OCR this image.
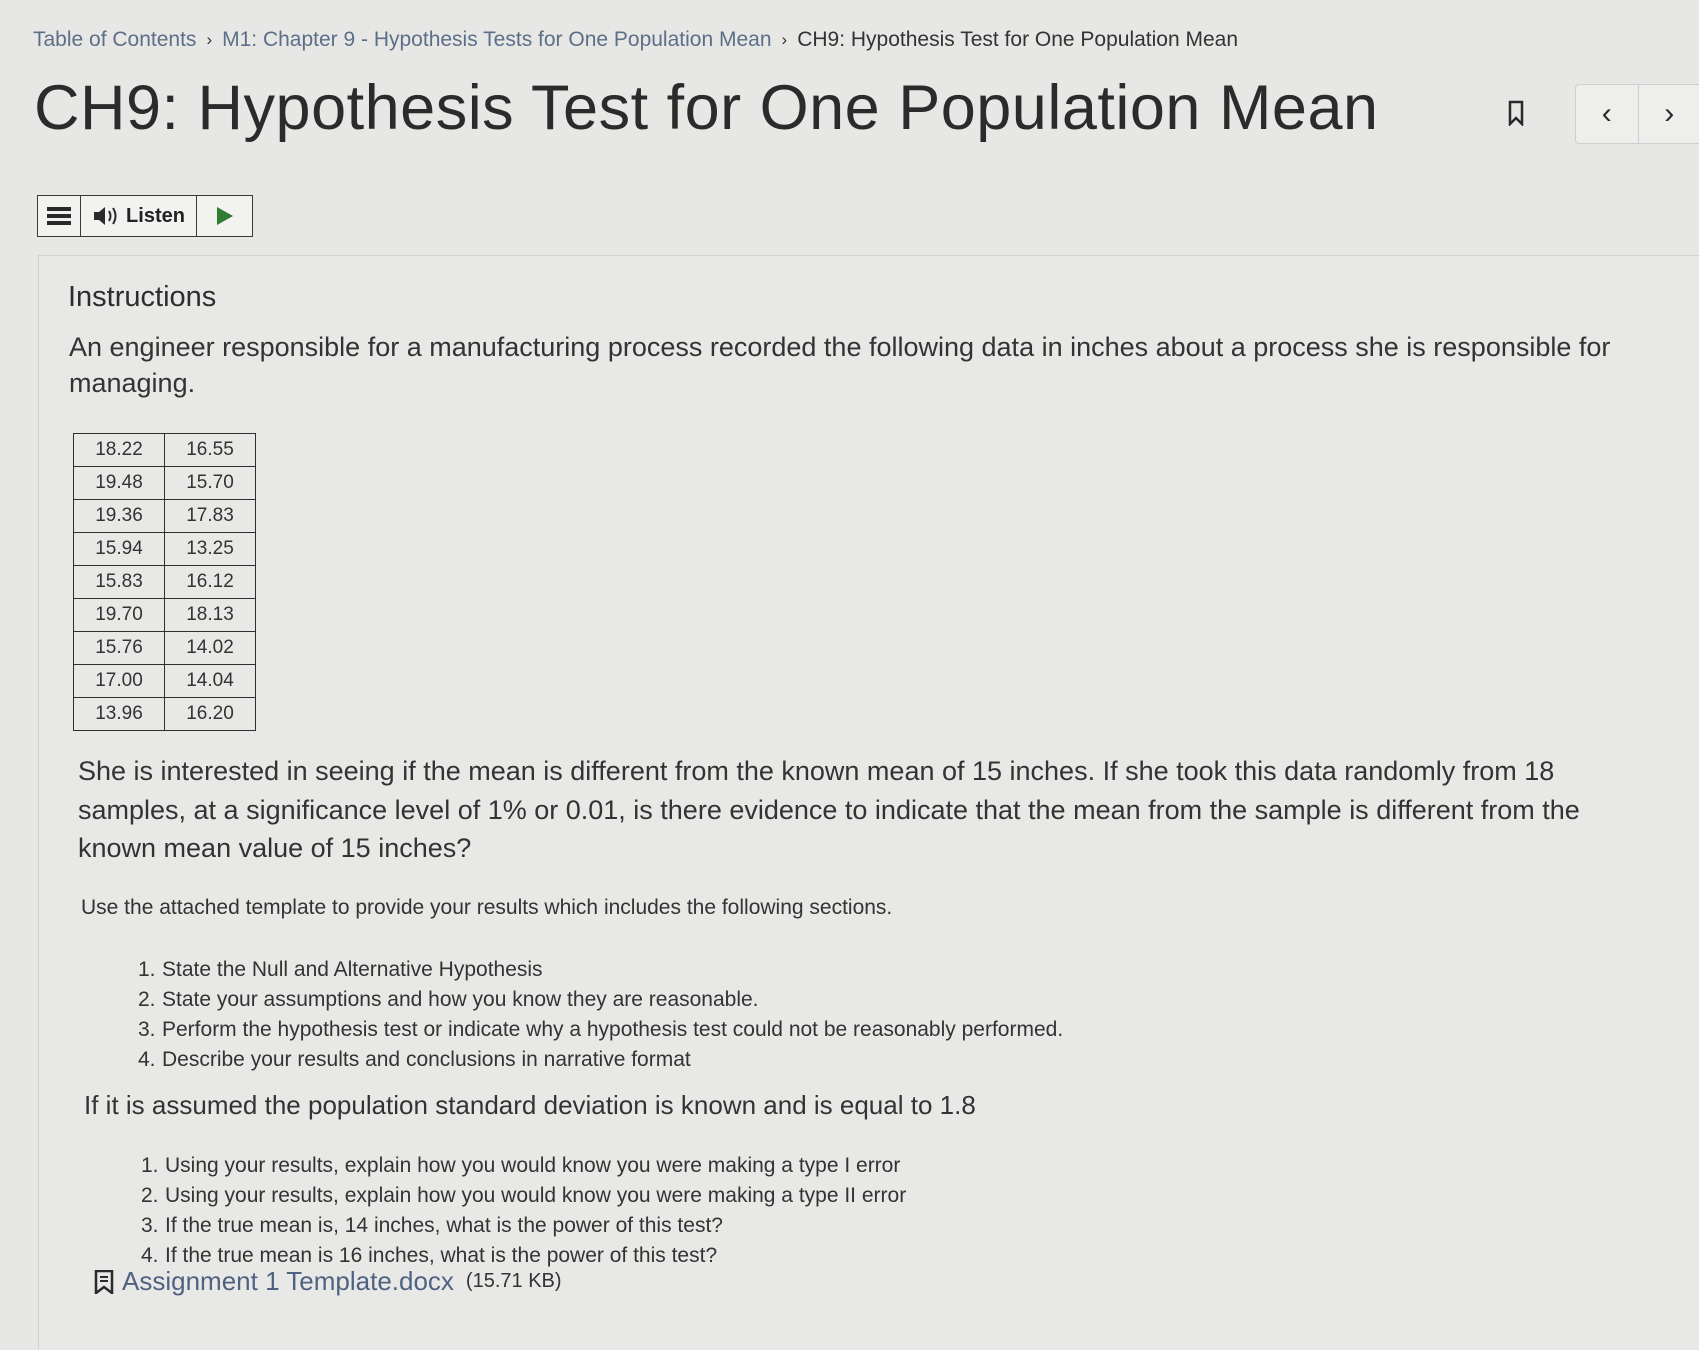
Table of Contents › M1: Chapter 9 - Hypothesis Tests for One Population Mean › CH9: Hypothesis Test for One Population Mean
CH9: Hypothesis Test for One Population Mean	‹ ›
Listen
Instructions

An engineer responsible for a manufacturing process recorded the following data in inches about a process she is responsible for managing.

18.22	16.55
19.48	15.70
19.36	17.83
15.94	13.25
15.83	16.12
19.70	18.13
15.76	14.02
17.00	14.04
13.96	16.20

She is interested in seeing if the mean is different from the known mean of 15 inches. If she took this data randomly from 18 samples, at a significance level of 1% or 0.01, is there evidence to indicate that the mean from the sample is different from the known mean value of 15 inches?

Use the attached template to provide your results which includes the following sections.

1. State the Null and Alternative Hypothesis
2. State your assumptions and how you know they are reasonable.
3. Perform the hypothesis test or indicate why a hypothesis test could not be reasonably performed.
4. Describe your results and conclusions in narrative format

If it is assumed the population standard deviation is known and is equal to 1.8

1. Using your results, explain how you would know you were making a type I error
2. Using your results, explain how you would know you were making a type II error
3. If the true mean is, 14 inches, what is the power of this test?
4. If the true mean is 16 inches, what is the power of this test?
Assignment 1 Template.docx (15.71 KB)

-- EXERCISE GOAL --
From the records given above, reproduce all text exactly and exclude each picture.

-- TASK SOLUTION --
OCR this image.
Table of Contents › M1: Chapter 9 - Hypothesis Tests for One Population Mean › CH9: Hypothesis Test for One Population Mean
CH9: Hypothesis Test for One Population Mean	‹ ›
Listen
Instructions

An engineer responsible for a manufacturing process recorded the following data in inches about a process she is responsible for managing.

18.22	16.55
19.48	15.70
19.36	17.83
15.94	13.25
15.83	16.12
19.70	18.13
15.76	14.02
17.00	14.04
13.96	16.20

She is interested in seeing if the mean is different from the known mean of 15 inches. If she took this data randomly from 18 samples, at a significance level of 1% or 0.01, is there evidence to indicate that the mean from the sample is different from the known mean value of 15 inches?

Use the attached template to provide your results which includes the following sections.

1. State the Null and Alternative Hypothesis
2. State your assumptions and how you know they are reasonable.
3. Perform the hypothesis test or indicate why a hypothesis test could not be reasonably performed.
4. Describe your results and conclusions in narrative format

If it is assumed the population standard deviation is known and is equal to 1.8

1. Using your results, explain how you would know you were making a type I error
2. Using your results, explain how you would know you were making a type II error
3. If the true mean is, 14 inches, what is the power of this test?
4. If the true mean is 16 inches, what is the power of this test?
Assignment 1 Template.docx (15.71 KB)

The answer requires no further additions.